■ Data excerpts:
________________________________________
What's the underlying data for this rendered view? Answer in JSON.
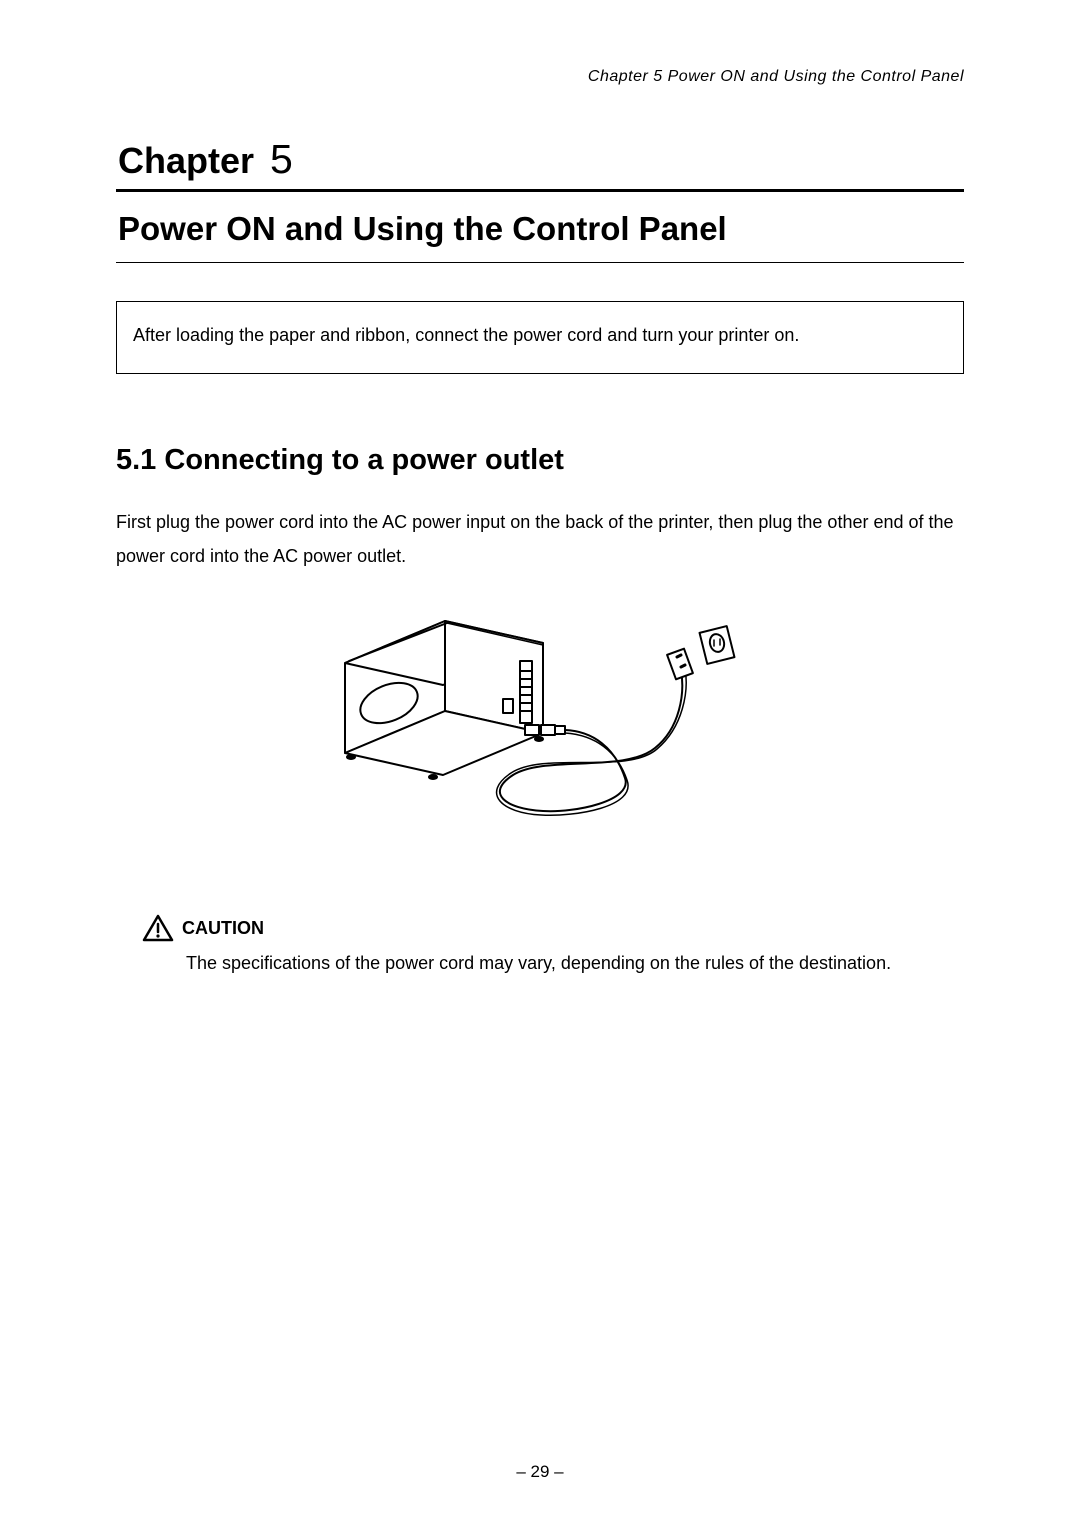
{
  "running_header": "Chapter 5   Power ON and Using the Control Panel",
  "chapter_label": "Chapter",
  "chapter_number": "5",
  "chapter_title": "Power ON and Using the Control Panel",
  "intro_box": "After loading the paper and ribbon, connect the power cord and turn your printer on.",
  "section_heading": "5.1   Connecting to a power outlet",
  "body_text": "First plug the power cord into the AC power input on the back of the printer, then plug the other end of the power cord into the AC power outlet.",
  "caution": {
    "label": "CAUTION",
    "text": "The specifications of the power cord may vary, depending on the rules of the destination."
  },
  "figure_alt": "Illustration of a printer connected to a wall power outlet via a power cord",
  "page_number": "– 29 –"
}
________________________________________
■ Given task:
Say how many lines of the data include the string "Using". Nothing other than the number should be given.

■ Output of the task:
2